[Data records]
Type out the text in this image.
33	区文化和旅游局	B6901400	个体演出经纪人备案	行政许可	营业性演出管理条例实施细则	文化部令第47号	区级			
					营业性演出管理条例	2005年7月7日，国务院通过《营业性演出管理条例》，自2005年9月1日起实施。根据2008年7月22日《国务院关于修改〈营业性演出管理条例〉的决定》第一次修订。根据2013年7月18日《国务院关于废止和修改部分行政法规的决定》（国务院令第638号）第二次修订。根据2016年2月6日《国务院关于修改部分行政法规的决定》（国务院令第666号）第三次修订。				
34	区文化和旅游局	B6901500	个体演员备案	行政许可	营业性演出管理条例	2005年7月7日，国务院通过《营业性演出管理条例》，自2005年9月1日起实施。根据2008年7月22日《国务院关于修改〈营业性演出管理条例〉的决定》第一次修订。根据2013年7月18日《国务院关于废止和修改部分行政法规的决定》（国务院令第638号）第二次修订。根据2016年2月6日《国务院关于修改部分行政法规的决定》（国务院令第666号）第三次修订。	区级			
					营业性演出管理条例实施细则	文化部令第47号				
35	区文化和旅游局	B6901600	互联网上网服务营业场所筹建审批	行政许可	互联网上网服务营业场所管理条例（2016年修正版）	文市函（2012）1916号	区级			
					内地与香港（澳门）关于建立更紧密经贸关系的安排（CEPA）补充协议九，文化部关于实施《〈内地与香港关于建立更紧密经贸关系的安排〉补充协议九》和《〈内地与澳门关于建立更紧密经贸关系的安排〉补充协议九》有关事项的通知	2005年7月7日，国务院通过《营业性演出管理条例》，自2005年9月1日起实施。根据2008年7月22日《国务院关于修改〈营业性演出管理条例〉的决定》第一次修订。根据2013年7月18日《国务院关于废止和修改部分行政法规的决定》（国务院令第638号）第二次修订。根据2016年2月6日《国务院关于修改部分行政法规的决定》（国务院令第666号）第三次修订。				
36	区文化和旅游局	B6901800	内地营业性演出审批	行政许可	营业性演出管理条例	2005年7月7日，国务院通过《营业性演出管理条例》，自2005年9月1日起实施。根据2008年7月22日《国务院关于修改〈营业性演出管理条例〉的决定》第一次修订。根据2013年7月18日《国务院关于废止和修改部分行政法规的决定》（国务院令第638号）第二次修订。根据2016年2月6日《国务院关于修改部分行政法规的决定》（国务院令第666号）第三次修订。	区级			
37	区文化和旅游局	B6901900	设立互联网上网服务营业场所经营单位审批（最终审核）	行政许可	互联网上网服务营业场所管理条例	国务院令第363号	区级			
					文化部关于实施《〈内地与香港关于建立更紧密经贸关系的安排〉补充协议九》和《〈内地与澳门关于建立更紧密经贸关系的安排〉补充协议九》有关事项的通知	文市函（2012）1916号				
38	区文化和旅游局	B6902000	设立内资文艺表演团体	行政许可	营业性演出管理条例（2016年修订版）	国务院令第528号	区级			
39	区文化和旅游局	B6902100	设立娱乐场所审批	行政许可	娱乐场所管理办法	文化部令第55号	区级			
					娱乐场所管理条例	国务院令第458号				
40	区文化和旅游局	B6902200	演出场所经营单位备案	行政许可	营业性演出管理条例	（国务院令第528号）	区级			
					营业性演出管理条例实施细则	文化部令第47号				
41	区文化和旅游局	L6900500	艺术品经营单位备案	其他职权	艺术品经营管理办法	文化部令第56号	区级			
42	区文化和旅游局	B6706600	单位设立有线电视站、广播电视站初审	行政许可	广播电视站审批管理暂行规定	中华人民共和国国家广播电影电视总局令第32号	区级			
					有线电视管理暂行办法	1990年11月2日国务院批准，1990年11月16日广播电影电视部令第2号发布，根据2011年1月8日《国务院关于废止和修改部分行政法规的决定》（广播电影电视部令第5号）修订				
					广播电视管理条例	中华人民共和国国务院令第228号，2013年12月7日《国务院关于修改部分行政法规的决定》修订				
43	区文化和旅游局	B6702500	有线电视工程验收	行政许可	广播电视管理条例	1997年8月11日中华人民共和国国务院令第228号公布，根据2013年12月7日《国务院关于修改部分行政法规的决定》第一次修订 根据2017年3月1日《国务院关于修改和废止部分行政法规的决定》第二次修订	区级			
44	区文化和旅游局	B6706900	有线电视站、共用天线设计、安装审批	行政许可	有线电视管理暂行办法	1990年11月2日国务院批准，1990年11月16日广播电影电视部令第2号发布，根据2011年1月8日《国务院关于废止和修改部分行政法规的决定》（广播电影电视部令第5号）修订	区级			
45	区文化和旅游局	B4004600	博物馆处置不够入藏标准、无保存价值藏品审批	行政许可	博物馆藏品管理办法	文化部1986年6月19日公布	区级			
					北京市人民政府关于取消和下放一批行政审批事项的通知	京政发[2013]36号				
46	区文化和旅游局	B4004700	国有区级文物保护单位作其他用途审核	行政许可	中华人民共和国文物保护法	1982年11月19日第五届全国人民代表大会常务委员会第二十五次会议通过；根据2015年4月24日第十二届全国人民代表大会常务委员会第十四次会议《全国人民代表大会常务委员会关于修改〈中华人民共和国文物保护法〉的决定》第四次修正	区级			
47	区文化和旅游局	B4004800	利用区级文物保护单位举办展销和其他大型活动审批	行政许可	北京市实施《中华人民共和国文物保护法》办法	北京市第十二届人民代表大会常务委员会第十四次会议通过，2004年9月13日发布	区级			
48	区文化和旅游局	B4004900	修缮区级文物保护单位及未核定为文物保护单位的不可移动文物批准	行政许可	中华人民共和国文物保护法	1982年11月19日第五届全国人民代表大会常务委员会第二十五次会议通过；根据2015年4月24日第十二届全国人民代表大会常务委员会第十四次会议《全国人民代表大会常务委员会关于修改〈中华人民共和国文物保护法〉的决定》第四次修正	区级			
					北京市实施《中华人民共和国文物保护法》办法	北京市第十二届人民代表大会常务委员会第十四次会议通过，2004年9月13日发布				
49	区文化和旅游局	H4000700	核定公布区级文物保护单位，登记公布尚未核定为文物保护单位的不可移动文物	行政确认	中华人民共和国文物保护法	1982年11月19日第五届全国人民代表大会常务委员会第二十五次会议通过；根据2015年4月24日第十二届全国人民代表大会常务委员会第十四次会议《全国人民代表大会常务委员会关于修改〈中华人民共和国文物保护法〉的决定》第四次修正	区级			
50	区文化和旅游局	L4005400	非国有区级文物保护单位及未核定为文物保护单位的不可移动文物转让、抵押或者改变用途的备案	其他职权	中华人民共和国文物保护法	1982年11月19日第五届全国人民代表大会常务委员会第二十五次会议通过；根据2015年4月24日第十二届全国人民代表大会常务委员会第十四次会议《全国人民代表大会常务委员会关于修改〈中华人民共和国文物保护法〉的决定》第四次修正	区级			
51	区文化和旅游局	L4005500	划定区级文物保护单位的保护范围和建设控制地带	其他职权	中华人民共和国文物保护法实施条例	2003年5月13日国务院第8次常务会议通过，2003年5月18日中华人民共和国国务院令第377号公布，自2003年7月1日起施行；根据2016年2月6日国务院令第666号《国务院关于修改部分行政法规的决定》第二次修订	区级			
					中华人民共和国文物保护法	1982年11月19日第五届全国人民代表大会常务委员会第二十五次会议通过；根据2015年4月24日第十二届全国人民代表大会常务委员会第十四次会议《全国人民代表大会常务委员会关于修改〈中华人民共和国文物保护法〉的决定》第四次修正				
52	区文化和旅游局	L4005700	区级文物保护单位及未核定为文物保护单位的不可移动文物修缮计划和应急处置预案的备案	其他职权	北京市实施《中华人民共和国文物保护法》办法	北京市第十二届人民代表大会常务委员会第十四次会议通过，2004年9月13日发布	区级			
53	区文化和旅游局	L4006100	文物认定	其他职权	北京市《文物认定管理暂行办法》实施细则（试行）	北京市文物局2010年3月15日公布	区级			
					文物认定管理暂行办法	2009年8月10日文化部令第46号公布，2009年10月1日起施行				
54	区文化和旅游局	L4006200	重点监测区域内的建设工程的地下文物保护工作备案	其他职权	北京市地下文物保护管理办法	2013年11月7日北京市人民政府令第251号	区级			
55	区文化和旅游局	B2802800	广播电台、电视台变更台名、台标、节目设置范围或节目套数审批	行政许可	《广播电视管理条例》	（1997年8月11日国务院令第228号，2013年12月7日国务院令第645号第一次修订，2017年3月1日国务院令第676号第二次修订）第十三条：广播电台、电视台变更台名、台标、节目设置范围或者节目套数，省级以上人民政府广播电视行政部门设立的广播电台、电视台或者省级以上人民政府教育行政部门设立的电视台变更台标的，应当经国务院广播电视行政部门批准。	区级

* TASK DETAILS *
Of the lines above, copy each that contains "有关事项的通知".

* PROBLEM SOLUTION *
					内地与香港（澳门）关于建立更紧密经贸关系的安排（CEPA）补充协议九，文化部关于实施《〈内地与香港关于建立更紧密经贸关系的安排〉补充协议九》和《〈内地与澳门关于建立更紧密经贸关系的安排〉补充协议九》有关事项的通知	2005年7月7日，国务院通过《营业性演出管理条例》，自2005年9月1日起实施。根据2008年7月22日《国务院关于修改〈营业性演出管理条例〉的决定》第一次修订。根据2013年7月18日《国务院关于废止和修改部分行政法规的决定》（国务院令第638号）第二次修订。根据2016年2月6日《国务院关于修改部分行政法规的决定》（国务院令第666号）第三次修订。				
					文化部关于实施《〈内地与香港关于建立更紧密经贸关系的安排〉补充协议九》和《〈内地与澳门关于建立更紧密经贸关系的安排〉补充协议九》有关事项的通知	文市函（2012）1916号				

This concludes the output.